## begin
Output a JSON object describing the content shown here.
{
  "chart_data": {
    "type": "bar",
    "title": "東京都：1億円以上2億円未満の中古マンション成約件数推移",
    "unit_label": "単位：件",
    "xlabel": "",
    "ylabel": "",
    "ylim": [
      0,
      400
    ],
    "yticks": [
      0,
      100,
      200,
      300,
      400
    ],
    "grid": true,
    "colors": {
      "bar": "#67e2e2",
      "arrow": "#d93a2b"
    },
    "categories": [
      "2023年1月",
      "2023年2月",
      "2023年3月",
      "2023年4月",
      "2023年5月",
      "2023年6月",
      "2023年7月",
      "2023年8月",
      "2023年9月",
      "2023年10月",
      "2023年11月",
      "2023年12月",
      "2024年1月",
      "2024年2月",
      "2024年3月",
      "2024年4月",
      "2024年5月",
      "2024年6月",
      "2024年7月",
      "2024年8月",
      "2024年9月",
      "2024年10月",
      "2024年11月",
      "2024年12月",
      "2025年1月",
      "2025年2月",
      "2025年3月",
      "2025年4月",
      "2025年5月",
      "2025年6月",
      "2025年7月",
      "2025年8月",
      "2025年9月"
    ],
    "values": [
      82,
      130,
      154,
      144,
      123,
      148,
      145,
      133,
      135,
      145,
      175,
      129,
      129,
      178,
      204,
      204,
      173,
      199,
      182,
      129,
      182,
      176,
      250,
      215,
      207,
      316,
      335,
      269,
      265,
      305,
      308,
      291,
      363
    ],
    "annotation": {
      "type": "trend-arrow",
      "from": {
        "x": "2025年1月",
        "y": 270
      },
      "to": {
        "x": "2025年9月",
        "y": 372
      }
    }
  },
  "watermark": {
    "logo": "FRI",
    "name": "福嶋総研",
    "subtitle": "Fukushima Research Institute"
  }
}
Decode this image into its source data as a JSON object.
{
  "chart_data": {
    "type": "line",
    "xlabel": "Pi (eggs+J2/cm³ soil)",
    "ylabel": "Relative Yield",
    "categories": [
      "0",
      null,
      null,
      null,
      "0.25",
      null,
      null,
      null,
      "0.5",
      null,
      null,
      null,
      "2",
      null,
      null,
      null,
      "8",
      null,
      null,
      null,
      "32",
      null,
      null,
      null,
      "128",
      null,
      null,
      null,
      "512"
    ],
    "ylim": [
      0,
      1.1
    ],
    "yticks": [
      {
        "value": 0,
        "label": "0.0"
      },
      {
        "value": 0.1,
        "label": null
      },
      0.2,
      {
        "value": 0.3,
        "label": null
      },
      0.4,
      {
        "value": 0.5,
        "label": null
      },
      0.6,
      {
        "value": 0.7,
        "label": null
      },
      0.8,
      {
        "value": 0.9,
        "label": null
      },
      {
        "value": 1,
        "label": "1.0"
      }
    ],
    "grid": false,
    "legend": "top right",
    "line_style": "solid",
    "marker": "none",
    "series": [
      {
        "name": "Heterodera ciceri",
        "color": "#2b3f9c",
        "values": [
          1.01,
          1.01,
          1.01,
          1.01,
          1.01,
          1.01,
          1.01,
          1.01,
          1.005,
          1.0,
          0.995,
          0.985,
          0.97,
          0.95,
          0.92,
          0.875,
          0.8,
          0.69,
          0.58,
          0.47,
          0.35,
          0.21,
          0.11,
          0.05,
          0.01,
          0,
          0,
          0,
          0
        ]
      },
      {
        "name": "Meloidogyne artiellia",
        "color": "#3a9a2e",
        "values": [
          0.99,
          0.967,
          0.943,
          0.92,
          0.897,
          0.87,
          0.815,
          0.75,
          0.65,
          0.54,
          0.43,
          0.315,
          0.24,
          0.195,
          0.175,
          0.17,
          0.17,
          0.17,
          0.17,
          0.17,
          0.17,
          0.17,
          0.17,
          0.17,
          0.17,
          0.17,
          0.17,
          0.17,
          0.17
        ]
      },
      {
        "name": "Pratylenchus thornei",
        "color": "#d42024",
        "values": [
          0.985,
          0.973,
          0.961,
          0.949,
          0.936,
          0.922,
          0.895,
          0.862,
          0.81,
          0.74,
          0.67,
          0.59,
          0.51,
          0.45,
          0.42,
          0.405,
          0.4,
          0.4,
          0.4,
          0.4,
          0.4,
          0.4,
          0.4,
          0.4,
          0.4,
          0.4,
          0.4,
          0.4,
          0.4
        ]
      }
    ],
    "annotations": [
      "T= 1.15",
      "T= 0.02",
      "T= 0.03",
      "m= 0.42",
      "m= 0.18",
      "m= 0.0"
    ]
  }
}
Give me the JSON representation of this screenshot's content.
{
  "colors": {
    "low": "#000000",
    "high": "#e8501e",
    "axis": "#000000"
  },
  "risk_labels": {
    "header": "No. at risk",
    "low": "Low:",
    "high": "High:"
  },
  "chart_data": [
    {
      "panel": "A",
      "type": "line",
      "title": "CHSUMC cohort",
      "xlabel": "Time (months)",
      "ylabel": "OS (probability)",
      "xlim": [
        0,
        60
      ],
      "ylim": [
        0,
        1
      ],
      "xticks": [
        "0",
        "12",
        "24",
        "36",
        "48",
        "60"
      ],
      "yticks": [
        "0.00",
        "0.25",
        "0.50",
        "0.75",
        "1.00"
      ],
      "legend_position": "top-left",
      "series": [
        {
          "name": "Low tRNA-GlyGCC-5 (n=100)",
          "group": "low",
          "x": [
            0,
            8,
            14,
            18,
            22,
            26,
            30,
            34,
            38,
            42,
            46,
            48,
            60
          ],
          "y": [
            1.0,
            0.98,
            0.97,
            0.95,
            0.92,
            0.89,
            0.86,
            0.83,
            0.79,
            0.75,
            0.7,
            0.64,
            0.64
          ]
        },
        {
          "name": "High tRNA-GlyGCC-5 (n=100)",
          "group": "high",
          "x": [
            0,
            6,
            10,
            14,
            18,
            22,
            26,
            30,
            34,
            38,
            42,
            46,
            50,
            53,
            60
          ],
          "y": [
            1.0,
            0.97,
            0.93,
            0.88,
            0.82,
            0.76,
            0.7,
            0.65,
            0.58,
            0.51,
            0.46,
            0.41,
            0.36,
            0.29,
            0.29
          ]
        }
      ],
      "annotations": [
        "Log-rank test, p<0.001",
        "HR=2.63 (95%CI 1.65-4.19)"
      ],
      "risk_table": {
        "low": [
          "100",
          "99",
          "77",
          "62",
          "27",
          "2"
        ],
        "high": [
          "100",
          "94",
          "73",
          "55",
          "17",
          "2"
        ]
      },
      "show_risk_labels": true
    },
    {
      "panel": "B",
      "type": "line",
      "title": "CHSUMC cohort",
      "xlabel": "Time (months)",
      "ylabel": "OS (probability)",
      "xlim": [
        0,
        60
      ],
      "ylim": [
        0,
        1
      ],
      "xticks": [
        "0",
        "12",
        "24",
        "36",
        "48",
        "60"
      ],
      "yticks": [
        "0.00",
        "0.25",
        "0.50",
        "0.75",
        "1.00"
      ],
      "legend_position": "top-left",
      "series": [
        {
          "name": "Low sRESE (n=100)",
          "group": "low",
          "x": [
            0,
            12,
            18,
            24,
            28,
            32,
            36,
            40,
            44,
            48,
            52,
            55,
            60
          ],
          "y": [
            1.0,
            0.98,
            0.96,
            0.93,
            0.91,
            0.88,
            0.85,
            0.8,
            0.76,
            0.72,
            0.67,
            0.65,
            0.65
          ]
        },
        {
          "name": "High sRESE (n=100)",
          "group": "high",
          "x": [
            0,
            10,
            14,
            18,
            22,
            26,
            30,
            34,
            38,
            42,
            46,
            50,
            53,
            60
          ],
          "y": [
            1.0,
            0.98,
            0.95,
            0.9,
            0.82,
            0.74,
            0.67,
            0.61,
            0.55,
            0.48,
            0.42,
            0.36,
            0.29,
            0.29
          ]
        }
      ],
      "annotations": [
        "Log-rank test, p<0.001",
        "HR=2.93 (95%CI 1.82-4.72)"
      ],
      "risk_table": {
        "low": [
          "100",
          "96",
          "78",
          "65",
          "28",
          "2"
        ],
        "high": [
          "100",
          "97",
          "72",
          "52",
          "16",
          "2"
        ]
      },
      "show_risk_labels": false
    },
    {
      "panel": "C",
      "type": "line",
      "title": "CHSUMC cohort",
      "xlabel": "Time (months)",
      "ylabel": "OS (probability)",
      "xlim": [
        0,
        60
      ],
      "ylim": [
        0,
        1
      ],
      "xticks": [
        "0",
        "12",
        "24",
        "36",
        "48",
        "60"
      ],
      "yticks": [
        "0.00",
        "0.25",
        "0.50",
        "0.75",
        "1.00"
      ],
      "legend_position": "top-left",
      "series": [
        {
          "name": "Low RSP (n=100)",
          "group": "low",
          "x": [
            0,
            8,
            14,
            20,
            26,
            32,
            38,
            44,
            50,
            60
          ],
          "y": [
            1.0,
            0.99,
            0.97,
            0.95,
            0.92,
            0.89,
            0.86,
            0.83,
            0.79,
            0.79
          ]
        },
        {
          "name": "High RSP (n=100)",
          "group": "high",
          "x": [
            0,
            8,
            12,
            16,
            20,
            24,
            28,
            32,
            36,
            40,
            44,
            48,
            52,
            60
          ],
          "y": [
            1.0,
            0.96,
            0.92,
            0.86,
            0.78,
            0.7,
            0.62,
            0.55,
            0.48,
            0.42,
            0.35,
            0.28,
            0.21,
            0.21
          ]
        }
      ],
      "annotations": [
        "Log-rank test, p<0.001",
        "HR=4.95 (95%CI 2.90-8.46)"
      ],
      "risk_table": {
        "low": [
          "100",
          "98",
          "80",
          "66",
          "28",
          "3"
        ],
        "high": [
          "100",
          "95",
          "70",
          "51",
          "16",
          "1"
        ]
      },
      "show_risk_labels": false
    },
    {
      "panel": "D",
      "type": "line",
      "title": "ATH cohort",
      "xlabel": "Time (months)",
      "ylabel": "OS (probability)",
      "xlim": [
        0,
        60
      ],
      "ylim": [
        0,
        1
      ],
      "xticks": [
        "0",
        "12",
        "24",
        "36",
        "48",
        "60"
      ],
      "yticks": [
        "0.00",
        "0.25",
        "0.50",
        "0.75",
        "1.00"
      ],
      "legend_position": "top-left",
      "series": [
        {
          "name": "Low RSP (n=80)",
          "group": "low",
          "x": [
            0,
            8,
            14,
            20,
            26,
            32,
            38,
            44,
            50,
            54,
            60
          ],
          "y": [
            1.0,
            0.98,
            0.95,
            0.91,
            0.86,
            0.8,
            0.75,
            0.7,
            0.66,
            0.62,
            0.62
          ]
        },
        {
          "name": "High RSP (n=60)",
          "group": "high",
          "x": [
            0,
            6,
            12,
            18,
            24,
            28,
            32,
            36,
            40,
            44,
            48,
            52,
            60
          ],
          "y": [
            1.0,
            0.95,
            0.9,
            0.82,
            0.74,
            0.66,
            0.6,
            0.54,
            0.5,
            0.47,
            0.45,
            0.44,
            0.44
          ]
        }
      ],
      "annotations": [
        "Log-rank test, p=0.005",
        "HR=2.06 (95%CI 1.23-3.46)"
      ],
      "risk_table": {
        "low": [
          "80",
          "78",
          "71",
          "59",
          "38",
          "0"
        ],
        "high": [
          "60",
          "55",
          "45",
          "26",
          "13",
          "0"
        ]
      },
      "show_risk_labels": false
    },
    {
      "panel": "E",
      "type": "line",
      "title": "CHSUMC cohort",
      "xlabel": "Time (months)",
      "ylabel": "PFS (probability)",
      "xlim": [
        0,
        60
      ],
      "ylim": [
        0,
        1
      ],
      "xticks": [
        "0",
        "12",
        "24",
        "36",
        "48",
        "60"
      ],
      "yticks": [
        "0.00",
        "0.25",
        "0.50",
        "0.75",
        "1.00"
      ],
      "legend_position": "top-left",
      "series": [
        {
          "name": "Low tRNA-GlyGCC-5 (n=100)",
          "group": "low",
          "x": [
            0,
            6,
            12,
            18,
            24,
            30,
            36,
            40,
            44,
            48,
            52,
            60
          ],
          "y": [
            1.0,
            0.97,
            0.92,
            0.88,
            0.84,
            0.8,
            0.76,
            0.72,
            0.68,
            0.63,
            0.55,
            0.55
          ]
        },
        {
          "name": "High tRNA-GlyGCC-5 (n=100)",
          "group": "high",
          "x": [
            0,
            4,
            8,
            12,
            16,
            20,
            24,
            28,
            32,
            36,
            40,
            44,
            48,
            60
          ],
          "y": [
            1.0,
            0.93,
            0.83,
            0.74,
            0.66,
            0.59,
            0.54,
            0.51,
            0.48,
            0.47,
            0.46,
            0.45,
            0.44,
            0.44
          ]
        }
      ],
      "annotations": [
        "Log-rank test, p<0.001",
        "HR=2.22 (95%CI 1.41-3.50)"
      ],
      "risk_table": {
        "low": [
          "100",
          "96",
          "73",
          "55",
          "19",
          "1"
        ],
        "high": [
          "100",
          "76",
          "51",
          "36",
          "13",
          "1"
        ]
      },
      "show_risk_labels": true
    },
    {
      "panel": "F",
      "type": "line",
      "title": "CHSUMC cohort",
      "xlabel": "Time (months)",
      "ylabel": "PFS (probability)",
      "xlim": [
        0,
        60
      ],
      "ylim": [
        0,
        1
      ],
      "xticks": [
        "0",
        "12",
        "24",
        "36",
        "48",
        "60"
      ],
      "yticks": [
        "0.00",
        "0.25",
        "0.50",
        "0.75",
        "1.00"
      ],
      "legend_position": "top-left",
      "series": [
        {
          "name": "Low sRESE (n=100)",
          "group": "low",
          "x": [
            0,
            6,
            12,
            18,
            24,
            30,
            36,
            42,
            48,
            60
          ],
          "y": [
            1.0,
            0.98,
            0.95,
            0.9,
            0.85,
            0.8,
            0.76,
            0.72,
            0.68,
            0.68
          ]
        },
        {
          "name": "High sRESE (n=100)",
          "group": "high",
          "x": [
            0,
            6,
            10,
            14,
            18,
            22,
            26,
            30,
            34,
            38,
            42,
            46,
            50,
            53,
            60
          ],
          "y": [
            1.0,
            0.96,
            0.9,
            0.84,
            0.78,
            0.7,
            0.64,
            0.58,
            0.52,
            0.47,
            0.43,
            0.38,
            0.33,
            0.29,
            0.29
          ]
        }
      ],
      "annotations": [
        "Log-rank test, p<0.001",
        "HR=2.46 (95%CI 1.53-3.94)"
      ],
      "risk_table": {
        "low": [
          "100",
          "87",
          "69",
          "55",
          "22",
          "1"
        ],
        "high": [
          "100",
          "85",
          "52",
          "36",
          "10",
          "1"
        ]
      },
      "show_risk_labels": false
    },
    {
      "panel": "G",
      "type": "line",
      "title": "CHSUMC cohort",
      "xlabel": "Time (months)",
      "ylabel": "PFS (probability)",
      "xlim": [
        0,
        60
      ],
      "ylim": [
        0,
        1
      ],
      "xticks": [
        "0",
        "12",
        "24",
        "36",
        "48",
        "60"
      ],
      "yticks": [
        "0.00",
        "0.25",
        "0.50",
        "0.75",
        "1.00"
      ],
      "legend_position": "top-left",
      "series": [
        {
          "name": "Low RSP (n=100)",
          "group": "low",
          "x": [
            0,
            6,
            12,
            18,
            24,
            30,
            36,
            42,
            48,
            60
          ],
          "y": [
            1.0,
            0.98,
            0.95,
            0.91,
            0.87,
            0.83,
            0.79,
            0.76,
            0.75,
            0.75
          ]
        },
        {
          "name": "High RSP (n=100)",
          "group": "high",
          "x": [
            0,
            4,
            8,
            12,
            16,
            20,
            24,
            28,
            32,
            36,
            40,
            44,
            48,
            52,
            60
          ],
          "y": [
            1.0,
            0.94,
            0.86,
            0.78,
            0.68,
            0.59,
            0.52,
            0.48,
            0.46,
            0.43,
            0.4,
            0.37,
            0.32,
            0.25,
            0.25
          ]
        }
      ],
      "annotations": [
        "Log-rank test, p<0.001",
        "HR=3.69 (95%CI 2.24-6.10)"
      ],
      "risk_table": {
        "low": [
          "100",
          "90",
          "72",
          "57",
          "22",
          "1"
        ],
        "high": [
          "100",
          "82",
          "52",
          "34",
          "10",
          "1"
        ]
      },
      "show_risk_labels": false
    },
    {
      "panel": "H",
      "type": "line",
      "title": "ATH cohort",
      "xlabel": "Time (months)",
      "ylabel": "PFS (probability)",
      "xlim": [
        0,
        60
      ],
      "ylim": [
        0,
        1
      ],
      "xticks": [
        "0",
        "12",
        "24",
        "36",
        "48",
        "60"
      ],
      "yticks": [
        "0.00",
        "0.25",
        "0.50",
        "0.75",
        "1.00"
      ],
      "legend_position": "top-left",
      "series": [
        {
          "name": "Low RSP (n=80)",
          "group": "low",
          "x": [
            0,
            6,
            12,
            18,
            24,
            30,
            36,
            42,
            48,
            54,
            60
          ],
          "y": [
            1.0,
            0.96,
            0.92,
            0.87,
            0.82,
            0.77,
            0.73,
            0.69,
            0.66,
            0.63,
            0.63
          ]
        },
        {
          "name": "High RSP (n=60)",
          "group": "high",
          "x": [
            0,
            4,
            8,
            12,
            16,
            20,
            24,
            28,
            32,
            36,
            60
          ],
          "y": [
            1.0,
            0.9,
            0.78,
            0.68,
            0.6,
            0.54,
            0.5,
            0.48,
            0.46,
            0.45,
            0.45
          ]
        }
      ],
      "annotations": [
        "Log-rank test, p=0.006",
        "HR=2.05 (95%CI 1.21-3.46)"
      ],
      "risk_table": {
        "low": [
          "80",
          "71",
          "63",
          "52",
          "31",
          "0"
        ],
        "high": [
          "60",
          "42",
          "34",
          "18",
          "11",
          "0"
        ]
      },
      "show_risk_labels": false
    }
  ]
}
## end
=== REQUEST ===
Pull out and copy each line containing the string "content".

=== SOLUTION TO THIS TASK ===
Output a JSON object describing the content shown here.
Give me the JSON representation of this screenshot's content.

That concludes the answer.